◆ Records from a data collection

________________________________________

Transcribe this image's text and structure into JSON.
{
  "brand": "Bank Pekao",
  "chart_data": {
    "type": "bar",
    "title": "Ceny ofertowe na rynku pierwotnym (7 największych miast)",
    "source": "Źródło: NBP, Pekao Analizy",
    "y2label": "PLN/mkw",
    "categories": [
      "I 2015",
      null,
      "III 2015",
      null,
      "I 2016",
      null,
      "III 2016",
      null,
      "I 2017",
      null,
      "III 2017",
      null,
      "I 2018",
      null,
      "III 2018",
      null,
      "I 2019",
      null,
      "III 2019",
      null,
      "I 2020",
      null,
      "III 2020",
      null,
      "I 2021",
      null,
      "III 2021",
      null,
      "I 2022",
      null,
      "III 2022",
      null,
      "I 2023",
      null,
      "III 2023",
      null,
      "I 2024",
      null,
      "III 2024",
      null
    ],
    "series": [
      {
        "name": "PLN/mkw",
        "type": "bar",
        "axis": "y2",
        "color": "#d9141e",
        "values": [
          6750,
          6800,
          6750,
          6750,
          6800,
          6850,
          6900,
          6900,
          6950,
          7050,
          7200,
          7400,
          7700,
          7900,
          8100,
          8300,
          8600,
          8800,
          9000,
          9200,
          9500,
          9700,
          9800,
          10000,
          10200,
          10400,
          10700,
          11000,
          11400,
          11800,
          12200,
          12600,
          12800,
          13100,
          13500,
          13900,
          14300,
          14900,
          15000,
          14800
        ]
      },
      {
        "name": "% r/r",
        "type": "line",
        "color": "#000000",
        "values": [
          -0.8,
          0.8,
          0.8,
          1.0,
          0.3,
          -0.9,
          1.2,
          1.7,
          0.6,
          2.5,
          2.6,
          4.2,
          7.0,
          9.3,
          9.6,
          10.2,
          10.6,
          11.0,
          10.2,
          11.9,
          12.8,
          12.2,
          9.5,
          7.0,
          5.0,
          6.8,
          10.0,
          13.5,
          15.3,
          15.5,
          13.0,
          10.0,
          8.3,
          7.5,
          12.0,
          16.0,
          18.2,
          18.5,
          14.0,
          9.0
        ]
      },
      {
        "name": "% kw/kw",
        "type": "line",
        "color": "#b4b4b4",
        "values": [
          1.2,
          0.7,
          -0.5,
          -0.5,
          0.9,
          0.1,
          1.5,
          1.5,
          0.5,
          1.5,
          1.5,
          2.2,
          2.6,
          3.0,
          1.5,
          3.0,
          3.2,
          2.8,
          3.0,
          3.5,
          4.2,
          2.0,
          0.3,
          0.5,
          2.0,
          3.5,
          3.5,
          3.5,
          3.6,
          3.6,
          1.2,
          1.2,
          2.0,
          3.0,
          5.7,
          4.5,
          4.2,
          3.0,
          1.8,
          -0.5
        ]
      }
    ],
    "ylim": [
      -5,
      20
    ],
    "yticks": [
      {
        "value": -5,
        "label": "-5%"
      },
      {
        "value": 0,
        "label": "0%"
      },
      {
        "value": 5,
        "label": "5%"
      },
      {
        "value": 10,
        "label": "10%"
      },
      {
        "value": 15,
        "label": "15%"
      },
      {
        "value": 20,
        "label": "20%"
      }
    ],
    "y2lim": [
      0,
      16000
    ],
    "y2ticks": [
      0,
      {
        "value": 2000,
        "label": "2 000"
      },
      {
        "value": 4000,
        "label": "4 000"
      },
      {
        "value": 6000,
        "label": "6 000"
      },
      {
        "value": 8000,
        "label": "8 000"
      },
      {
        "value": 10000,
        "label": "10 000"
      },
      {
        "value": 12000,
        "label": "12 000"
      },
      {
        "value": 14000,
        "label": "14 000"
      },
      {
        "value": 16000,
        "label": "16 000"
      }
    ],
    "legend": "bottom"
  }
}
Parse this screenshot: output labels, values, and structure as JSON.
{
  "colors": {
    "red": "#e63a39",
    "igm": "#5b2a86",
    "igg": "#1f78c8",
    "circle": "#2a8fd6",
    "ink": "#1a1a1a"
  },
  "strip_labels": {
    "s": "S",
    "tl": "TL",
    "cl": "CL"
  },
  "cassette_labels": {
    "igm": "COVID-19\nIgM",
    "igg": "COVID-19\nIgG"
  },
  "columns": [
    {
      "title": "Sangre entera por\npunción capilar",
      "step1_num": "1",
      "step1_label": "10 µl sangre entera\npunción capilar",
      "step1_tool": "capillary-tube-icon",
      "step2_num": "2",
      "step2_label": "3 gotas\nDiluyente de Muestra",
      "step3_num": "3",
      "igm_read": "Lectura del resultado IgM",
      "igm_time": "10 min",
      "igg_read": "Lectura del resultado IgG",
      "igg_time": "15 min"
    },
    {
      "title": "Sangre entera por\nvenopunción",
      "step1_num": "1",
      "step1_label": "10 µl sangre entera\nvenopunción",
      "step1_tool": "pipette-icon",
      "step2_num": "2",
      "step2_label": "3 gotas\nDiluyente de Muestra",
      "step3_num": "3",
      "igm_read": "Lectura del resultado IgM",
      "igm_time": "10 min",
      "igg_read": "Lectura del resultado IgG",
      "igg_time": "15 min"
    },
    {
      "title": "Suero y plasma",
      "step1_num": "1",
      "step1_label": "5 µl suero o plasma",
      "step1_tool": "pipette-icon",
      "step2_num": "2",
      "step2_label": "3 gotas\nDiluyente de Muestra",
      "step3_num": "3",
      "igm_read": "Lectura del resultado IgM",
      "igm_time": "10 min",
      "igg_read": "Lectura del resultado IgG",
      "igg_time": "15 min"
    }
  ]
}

________________________________________

◆ Exercise directions
Transcribe every entry word for word.

◆ Result below
Transcribe this image's text and structure into JSON.
{
  "brand": "Bank Pekao",
  "chart_data": {
    "type": "bar",
    "title": "Ceny ofertowe na rynku pierwotnym (7 największych miast)",
    "source": "Źródło: NBP, Pekao Analizy",
    "y2label": "PLN/mkw",
    "categories": [
      "I 2015",
      null,
      "III 2015",
      null,
      "I 2016",
      null,
      "III 2016",
      null,
      "I 2017",
      null,
      "III 2017",
      null,
      "I 2018",
      null,
      "III 2018",
      null,
      "I 2019",
      null,
      "III 2019",
      null,
      "I 2020",
      null,
      "III 2020",
      null,
      "I 2021",
      null,
      "III 2021",
      null,
      "I 2022",
      null,
      "III 2022",
      null,
      "I 2023",
      null,
      "III 2023",
      null,
      "I 2024",
      null,
      "III 2024",
      null
    ],
    "series": [
      {
        "name": "PLN/mkw",
        "type": "bar",
        "axis": "y2",
        "color": "#d9141e",
        "values": [
          6750,
          6800,
          6750,
          6750,
          6800,
          6850,
          6900,
          6900,
          6950,
          7050,
          7200,
          7400,
          7700,
          7900,
          8100,
          8300,
          8600,
          8800,
          9000,
          9200,
          9500,
          9700,
          9800,
          10000,
          10200,
          10400,
          10700,
          11000,
          11400,
          11800,
          12200,
          12600,
          12800,
          13100,
          13500,
          13900,
          14300,
          14900,
          15000,
          14800
        ]
      },
      {
        "name": "% r/r",
        "type": "line",
        "color": "#000000",
        "values": [
          -0.8,
          0.8,
          0.8,
          1.0,
          0.3,
          -0.9,
          1.2,
          1.7,
          0.6,
          2.5,
          2.6,
          4.2,
          7.0,
          9.3,
          9.6,
          10.2,
          10.6,
          11.0,
          10.2,
          11.9,
          12.8,
          12.2,
          9.5,
          7.0,
          5.0,
          6.8,
          10.0,
          13.5,
          15.3,
          15.5,
          13.0,
          10.0,
          8.3,
          7.5,
          12.0,
          16.0,
          18.2,
          18.5,
          14.0,
          9.0
        ]
      },
      {
        "name": "% kw/kw",
        "type": "line",
        "color": "#b4b4b4",
        "values": [
          1.2,
          0.7,
          -0.5,
          -0.5,
          0.9,
          0.1,
          1.5,
          1.5,
          0.5,
          1.5,
          1.5,
          2.2,
          2.6,
          3.0,
          1.5,
          3.0,
          3.2,
          2.8,
          3.0,
          3.5,
          4.2,
          2.0,
          0.3,
          0.5,
          2.0,
          3.5,
          3.5,
          3.5,
          3.6,
          3.6,
          1.2,
          1.2,
          2.0,
          3.0,
          5.7,
          4.5,
          4.2,
          3.0,
          1.8,
          -0.5
        ]
      }
    ],
    "ylim": [
      -5,
      20
    ],
    "yticks": [
      {
        "value": -5,
        "label": "-5%"
      },
      {
        "value": 0,
        "label": "0%"
      },
      {
        "value": 5,
        "label": "5%"
      },
      {
        "value": 10,
        "label": "10%"
      },
      {
        "value": 15,
        "label": "15%"
      },
      {
        "value": 20,
        "label": "20%"
      }
    ],
    "y2lim": [
      0,
      16000
    ],
    "y2ticks": [
      0,
      {
        "value": 2000,
        "label": "2 000"
      },
      {
        "value": 4000,
        "label": "4 000"
      },
      {
        "value": 6000,
        "label": "6 000"
      },
      {
        "value": 8000,
        "label": "8 000"
      },
      {
        "value": 10000,
        "label": "10 000"
      },
      {
        "value": 12000,
        "label": "12 000"
      },
      {
        "value": 14000,
        "label": "14 000"
      },
      {
        "value": 16000,
        "label": "16 000"
      }
    ],
    "legend": "bottom"
  }
}
Parse this screenshot: output labels, values, and structure as JSON.
{
  "colors": {
    "red": "#e63a39",
    "igm": "#5b2a86",
    "igg": "#1f78c8",
    "circle": "#2a8fd6",
    "ink": "#1a1a1a"
  },
  "strip_labels": {
    "s": "S",
    "tl": "TL",
    "cl": "CL"
  },
  "cassette_labels": {
    "igm": "COVID-19\nIgM",
    "igg": "COVID-19\nIgG"
  },
  "columns": [
    {
      "title": "Sangre entera por\npunción capilar",
      "step1_num": "1",
      "step1_label": "10 µl sangre entera\npunción capilar",
      "step1_tool": "capillary-tube-icon",
      "step2_num": "2",
      "step2_label": "3 gotas\nDiluyente de Muestra",
      "step3_num": "3",
      "igm_read": "Lectura del resultado IgM",
      "igm_time": "10 min",
      "igg_read": "Lectura del resultado IgG",
      "igg_time": "15 min"
    },
    {
      "title": "Sangre entera por\nvenopunción",
      "step1_num": "1",
      "step1_label": "10 µl sangre entera\nvenopunción",
      "step1_tool": "pipette-icon",
      "step2_num": "2",
      "step2_label": "3 gotas\nDiluyente de Muestra",
      "step3_num": "3",
      "igm_read": "Lectura del resultado IgM",
      "igm_time": "10 min",
      "igg_read": "Lectura del resultado IgG",
      "igg_time": "15 min"
    },
    {
      "title": "Suero y plasma",
      "step1_num": "1",
      "step1_label": "5 µl suero o plasma",
      "step1_tool": "pipette-icon",
      "step2_num": "2",
      "step2_label": "3 gotas\nDiluyente de Muestra",
      "step3_num": "3",
      "igm_read": "Lectura del resultado IgM",
      "igm_time": "10 min",
      "igg_read": "Lectura del resultado IgG",
      "igg_time": "15 min"
    }
  ]
}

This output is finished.